** WORK TO BE COMPLETED **
Locate all lines in the data below that hold "Field" and show them.

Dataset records
════════════════════
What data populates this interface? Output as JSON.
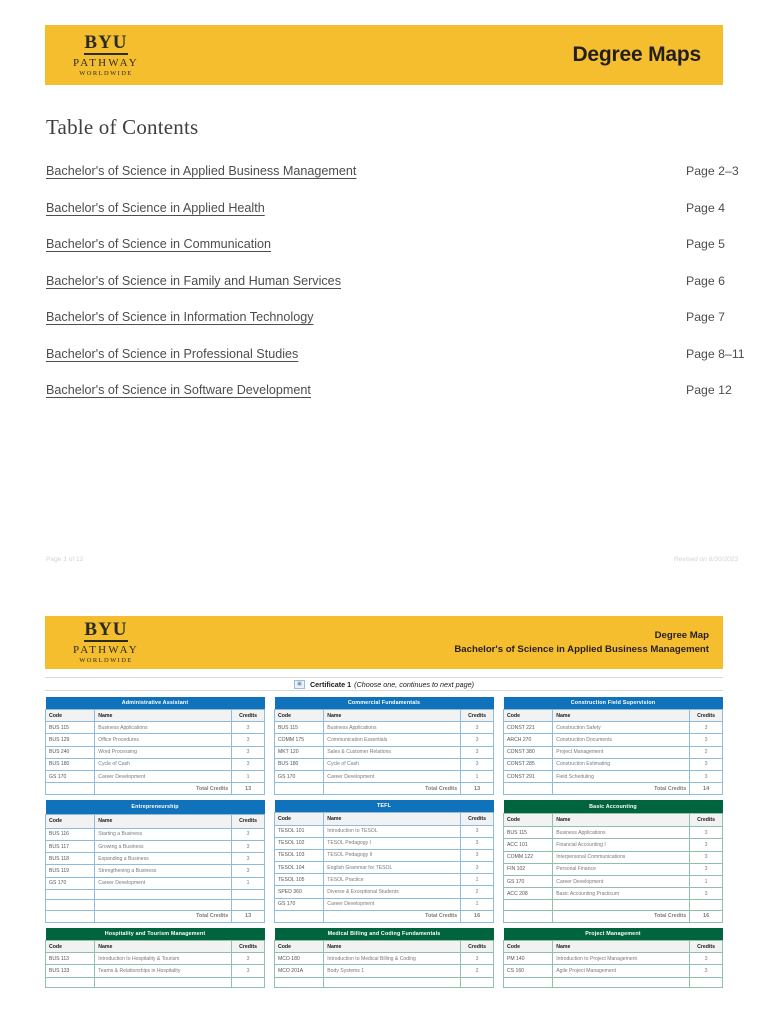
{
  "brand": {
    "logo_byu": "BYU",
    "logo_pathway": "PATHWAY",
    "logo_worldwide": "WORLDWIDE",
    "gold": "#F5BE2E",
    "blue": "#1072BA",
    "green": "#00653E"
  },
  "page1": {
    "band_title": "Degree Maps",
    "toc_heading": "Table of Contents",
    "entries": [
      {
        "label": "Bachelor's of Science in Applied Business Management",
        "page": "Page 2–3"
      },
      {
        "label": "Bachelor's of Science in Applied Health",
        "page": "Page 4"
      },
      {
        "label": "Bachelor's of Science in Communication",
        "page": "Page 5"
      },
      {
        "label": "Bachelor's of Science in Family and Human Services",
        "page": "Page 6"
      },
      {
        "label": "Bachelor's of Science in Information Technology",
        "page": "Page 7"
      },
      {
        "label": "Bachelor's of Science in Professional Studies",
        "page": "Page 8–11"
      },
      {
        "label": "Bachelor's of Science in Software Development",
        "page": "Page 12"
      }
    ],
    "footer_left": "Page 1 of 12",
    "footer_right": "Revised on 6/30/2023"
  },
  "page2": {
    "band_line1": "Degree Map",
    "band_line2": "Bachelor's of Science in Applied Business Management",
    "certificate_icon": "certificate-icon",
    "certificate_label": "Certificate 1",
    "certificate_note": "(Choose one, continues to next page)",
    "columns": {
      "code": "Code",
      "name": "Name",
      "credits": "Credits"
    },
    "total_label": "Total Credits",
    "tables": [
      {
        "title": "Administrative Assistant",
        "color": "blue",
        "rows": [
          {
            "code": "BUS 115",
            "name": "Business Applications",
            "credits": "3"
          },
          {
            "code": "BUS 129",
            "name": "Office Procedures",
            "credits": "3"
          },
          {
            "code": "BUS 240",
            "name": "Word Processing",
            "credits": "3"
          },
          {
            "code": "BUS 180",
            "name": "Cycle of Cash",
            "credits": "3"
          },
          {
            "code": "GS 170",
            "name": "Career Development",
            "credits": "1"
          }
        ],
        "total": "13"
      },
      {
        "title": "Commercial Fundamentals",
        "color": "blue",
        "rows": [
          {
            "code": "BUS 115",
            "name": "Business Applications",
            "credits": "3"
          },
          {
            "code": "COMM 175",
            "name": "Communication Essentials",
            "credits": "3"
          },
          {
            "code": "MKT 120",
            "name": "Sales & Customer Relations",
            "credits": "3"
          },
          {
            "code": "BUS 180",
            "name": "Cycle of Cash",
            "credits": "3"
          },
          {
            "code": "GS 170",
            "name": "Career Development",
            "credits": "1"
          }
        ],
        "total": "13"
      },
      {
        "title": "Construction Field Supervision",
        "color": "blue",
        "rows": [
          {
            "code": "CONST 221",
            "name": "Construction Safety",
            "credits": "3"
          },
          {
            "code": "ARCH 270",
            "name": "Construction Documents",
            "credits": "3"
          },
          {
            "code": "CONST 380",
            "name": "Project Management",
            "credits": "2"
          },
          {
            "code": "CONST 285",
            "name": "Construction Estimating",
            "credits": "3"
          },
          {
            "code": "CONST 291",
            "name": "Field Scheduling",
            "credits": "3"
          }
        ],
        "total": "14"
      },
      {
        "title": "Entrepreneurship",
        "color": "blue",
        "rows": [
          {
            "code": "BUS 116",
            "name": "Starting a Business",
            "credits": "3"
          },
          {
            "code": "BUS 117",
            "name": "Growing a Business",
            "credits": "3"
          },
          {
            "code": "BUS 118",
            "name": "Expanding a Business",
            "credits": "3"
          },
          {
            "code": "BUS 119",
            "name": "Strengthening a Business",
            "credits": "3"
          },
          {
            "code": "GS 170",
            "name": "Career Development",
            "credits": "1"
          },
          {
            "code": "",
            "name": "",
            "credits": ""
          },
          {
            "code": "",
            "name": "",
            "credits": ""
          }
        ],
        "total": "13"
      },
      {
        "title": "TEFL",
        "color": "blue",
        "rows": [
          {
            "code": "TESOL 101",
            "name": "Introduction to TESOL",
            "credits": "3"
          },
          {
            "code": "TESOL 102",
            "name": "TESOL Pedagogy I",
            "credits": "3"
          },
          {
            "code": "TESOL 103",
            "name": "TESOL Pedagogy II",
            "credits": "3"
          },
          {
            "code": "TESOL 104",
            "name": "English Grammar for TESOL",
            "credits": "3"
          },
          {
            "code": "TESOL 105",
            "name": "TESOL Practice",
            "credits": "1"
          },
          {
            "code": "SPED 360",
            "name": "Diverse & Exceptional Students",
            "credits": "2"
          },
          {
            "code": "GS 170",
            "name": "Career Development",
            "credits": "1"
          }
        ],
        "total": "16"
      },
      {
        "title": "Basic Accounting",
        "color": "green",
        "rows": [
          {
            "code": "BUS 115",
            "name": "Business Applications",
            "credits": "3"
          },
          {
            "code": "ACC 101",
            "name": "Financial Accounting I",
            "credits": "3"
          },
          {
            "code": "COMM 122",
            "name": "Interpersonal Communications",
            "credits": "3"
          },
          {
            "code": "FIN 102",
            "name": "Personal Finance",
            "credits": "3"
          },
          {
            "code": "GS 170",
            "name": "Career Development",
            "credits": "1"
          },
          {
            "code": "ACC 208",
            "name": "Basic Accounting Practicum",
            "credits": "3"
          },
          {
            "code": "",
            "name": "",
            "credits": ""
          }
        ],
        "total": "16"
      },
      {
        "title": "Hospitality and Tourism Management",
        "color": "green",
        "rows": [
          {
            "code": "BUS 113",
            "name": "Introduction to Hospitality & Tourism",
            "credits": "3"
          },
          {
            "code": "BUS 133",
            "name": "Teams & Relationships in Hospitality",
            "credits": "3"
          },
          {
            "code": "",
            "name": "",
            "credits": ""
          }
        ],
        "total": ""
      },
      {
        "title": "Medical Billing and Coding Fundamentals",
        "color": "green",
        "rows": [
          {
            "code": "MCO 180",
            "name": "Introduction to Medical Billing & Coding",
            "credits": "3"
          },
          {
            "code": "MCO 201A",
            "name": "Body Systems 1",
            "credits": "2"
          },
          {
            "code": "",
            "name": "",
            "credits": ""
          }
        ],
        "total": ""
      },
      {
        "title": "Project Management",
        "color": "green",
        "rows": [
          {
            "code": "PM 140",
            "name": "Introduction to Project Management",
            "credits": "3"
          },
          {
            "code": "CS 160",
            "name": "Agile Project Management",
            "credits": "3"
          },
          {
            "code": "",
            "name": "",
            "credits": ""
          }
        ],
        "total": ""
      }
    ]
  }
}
════════════════════
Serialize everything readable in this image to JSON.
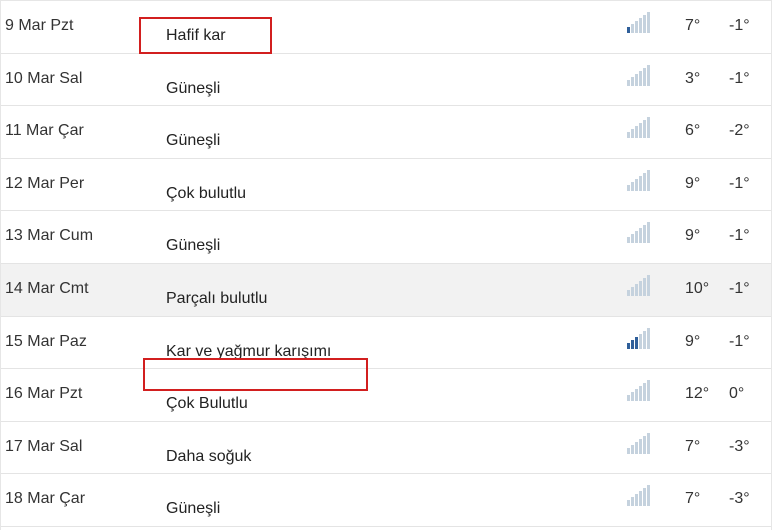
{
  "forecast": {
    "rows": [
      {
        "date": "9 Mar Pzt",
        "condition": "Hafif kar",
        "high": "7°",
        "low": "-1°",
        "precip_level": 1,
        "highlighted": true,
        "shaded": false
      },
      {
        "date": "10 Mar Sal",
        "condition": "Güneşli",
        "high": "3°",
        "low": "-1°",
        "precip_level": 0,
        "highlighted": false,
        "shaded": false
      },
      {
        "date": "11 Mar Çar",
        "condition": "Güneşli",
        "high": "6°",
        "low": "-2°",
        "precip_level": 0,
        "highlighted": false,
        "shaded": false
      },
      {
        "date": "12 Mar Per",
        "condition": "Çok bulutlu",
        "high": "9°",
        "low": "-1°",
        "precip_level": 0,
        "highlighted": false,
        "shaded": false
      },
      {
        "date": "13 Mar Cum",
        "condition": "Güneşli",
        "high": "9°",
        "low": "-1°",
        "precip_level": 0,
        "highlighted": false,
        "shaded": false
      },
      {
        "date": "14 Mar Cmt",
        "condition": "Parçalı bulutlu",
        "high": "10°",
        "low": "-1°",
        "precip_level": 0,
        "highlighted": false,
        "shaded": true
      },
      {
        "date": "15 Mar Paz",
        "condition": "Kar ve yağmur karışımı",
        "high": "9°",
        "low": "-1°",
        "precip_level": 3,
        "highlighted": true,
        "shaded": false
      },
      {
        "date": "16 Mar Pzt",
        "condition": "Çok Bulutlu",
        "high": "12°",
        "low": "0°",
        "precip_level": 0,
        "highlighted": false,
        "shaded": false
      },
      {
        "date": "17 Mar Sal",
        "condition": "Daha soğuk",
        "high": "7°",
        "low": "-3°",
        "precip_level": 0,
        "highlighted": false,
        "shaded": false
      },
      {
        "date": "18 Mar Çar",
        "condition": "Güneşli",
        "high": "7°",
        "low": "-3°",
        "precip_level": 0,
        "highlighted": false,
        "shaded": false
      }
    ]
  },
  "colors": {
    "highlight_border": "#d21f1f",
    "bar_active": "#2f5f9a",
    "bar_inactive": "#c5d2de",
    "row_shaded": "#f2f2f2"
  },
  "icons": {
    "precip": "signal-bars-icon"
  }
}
════════════════════
** RESULT OF THE EXERCISE **
        "title": "Construction Field Supervision",
            "name": "Field Scheduling",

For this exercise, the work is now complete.